> PROBLEM STATEMENT
Keep only the lines that hold the string "Przewodniczący", filtering out the rest of the entries below.

===== RECORDS

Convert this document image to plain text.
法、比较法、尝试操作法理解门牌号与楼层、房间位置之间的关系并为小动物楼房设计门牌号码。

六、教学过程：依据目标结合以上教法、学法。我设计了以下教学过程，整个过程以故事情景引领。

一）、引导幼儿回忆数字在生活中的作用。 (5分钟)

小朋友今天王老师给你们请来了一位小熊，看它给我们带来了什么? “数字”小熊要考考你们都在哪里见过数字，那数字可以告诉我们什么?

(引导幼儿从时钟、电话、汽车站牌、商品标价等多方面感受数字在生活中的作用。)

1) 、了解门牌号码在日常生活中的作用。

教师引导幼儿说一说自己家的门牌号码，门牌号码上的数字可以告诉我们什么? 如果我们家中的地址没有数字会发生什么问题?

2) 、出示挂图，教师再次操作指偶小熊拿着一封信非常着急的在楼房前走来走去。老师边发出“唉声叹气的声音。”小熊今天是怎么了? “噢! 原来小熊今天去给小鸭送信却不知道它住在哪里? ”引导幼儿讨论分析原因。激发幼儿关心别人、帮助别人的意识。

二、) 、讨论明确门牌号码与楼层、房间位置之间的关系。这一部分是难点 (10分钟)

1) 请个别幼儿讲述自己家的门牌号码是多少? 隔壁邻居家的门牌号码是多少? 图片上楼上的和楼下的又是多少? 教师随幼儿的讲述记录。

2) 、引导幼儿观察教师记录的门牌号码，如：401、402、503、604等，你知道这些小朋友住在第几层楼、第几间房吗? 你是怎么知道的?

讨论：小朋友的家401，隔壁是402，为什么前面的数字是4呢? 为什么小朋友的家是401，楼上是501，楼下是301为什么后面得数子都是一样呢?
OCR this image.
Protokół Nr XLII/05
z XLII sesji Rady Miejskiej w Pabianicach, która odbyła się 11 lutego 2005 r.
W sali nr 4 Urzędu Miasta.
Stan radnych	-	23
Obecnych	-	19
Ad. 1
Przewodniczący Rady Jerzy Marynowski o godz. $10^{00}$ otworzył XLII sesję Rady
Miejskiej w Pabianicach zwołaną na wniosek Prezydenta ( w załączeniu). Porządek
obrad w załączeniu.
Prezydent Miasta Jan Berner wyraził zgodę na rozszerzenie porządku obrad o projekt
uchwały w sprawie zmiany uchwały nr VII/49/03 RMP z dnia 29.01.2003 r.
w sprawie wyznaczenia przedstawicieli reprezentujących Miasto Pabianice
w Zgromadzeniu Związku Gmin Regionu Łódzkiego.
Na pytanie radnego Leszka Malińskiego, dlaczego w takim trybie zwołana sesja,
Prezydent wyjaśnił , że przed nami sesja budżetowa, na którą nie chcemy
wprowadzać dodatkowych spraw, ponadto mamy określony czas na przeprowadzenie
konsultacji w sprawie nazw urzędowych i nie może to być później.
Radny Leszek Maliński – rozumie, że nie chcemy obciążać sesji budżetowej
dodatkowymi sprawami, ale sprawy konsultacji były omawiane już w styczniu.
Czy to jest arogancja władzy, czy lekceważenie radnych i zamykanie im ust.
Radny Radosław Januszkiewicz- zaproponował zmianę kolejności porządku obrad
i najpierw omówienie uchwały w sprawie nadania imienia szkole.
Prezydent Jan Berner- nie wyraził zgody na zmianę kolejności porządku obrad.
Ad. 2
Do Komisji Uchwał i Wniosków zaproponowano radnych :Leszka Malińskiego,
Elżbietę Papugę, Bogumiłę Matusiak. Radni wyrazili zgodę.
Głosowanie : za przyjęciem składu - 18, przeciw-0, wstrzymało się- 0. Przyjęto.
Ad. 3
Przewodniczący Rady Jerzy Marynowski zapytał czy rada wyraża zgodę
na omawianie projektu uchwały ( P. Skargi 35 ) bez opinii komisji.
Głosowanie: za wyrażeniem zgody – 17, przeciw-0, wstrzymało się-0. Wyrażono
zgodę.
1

==========

> TASK RESULT
Przewodniczący Rady Jerzy Marynowski o godz. $10^{00}$ otworzył XLII sesję Rady
Przewodniczący Rady Jerzy Marynowski zapytał czy rada wyraża zgodę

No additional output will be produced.